* [Supplied text]:

Louisville & N. R. Co. v. Fisher

Citation357 S.W.2d 683
PartiesLOUISVILLE AND NASHVILLE RAILROAD COMPANY et al., Appellants, v. Mildred M. FISHER, Executrix of the Estate of Marvin J. Fisher, Deceased, Appellee.
Decision Date18 May 1962
CourtUnited States State Supreme Court (Kentucky)

Joseph E. Stopher, A. J. Deindoerfer, Boehl, Stopher, Graves & Deindoerfer, C. Hayden Edwards, W. L. Grubbs, Joseph L. Lenihan, James M. Terry, Louisville, for appellants.

Charles C. McConnell, Raymond C. Stephenson, Louisville, Melvin M. Belli, San Francisco, Cal., for appellee.

CLAY, Commissioner.

Marvin Fisher was killed when one of defendant's freight trains struck the automobile he was driving at a railroad crossing in Jefferson County. A jury awarded his estate $162,121.50. The defendant appeals, contending it was entitled to a directed verdict.

The accident happened in the afternoon. The decedent was proceeding north on a paved two-lane county-maintained public road. There are two tracks at the crossing. A 61-car freight train headed by two diesel engines approached from decedent's right (the east) on the far track at a speed of approximately 45 miles an hour. Decedent was alone in his automobile and no eyewitness observed the actual impact. The front engine struck the automobile squarely broadside and carried it some distance down the track.

* [Instructions for the task]: From the court opinion above, list every individual attorney named as counsel for the appellants, leaving out the law firm name.

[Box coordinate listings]
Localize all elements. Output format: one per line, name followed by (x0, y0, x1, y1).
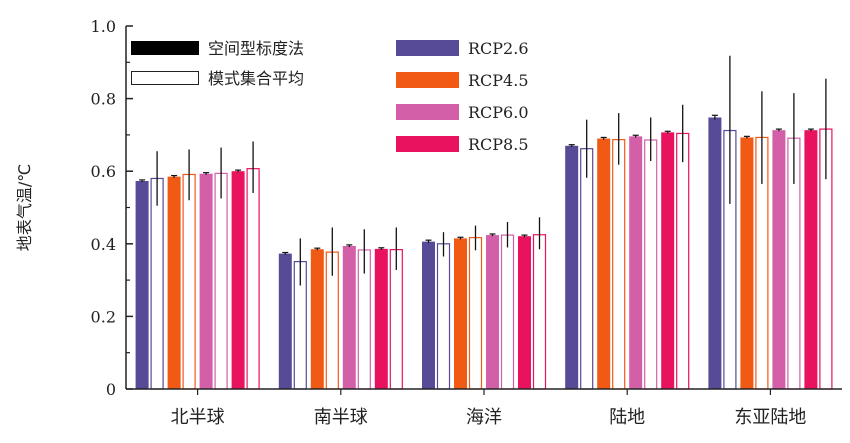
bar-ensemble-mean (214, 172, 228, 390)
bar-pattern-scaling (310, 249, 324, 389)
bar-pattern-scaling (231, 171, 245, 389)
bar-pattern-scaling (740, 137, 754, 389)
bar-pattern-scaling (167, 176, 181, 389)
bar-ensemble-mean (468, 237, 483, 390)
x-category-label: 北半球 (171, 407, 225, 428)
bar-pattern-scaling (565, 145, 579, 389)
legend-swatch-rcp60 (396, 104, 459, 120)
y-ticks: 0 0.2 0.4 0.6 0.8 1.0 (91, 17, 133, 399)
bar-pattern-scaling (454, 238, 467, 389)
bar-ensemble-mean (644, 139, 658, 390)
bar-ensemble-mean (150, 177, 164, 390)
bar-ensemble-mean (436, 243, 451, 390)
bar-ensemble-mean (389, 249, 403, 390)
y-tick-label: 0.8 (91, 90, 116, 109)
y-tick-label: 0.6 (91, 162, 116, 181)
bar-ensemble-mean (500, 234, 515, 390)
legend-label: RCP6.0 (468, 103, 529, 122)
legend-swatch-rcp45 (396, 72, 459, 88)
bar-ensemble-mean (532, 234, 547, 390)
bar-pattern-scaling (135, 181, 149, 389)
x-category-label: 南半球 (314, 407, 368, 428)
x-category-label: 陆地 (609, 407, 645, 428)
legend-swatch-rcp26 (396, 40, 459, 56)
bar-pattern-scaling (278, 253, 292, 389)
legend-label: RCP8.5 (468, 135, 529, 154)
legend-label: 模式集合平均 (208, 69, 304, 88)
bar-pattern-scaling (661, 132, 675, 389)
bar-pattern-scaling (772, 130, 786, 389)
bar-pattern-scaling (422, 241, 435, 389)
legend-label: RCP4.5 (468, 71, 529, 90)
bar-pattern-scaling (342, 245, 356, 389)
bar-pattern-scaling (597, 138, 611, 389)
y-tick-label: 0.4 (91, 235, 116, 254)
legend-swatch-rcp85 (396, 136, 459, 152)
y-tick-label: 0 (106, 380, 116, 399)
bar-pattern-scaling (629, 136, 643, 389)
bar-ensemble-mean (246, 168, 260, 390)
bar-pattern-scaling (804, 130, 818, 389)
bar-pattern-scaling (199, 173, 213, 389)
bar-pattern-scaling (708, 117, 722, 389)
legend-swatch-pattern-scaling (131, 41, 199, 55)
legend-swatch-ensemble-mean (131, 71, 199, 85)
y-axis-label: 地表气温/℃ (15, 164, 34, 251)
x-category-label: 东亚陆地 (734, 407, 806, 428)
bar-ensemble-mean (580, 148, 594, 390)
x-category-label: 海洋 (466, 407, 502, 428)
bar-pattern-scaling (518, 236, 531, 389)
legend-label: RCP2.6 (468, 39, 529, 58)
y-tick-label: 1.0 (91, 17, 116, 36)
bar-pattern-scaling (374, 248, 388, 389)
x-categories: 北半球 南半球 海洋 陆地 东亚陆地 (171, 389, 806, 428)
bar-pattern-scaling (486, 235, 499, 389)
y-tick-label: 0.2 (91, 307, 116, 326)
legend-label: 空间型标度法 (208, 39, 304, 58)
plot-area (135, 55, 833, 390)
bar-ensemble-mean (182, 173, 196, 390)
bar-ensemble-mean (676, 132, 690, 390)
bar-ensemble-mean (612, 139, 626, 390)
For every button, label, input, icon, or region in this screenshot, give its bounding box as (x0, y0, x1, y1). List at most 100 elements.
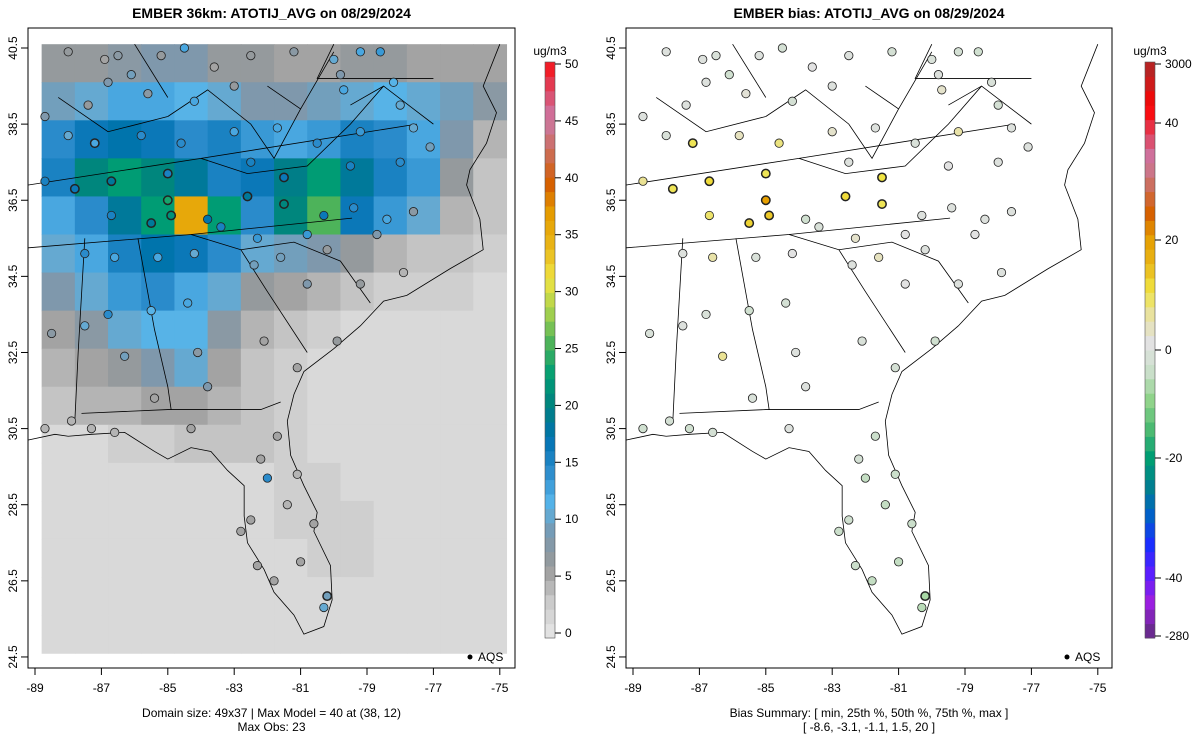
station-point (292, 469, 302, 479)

* [Expected answer]:
Joseph E. Stopher
A. J. Deindoerfer
C. Hayden Edwards
W. L. Grubbs
Joseph L. Lenihan
James M. Terry